Dataset items
####

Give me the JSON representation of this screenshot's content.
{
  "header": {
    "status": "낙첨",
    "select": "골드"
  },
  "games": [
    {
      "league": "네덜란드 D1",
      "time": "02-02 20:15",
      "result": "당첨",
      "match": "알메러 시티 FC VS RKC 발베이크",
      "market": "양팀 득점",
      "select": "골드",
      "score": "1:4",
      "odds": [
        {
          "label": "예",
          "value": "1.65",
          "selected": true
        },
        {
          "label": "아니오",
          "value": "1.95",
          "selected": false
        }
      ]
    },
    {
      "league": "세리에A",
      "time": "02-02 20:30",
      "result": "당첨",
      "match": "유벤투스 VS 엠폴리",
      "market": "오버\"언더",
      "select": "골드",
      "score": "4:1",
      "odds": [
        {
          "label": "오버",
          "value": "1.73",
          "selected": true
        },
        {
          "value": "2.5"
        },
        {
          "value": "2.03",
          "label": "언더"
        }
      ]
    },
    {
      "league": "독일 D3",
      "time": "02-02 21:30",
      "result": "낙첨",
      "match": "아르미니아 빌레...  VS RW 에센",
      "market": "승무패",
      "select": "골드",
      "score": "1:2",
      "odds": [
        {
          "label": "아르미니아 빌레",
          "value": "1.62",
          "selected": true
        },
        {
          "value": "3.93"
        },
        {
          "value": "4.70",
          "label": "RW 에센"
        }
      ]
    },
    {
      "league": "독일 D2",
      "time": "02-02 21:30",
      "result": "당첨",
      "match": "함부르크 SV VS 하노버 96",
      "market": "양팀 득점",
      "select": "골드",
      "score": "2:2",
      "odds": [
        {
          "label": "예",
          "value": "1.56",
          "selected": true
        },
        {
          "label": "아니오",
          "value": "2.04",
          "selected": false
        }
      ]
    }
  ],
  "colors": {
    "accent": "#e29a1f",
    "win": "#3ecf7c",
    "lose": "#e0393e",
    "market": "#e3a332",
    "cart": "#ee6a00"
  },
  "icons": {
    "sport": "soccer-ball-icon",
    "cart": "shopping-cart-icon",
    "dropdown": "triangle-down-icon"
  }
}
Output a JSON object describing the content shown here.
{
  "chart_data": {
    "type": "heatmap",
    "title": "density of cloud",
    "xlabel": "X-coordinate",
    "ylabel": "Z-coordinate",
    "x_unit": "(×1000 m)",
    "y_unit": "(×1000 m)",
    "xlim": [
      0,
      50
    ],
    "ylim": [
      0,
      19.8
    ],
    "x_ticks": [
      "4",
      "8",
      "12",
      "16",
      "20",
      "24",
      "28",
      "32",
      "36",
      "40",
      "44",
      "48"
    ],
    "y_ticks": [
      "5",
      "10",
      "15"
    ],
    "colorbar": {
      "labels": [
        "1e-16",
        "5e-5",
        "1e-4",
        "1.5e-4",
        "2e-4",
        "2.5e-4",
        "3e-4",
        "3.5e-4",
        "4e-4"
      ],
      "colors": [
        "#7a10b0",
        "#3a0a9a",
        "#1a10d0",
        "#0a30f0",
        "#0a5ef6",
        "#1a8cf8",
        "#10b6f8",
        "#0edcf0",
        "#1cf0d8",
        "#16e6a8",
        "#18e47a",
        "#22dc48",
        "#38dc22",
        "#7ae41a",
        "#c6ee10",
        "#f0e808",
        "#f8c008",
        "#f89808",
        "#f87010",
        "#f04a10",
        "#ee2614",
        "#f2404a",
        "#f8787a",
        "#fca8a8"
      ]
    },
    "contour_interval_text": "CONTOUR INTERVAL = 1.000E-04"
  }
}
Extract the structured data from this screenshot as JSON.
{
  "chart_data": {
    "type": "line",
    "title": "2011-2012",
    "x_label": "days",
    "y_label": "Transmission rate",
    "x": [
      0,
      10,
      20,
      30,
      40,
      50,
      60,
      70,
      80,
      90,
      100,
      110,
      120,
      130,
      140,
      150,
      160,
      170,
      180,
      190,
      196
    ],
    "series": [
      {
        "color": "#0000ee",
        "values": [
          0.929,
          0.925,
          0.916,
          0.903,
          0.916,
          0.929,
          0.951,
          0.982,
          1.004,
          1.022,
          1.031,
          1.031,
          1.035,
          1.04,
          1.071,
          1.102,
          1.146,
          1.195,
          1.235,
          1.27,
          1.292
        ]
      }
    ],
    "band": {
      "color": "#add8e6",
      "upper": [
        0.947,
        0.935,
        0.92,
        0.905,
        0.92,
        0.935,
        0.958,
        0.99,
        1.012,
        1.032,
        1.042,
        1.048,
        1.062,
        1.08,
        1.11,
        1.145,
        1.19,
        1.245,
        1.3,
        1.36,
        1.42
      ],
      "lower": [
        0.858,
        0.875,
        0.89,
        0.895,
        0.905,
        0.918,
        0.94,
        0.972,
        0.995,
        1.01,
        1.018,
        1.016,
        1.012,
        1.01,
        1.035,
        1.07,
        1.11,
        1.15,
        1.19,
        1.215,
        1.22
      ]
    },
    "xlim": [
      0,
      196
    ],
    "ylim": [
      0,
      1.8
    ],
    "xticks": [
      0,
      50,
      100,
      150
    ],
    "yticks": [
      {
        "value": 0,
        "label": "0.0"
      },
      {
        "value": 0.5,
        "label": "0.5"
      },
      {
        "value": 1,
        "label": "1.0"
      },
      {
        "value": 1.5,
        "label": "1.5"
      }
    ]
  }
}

####

Problem » Give only the number of lines in the listing above that include the string "market".

The response » 5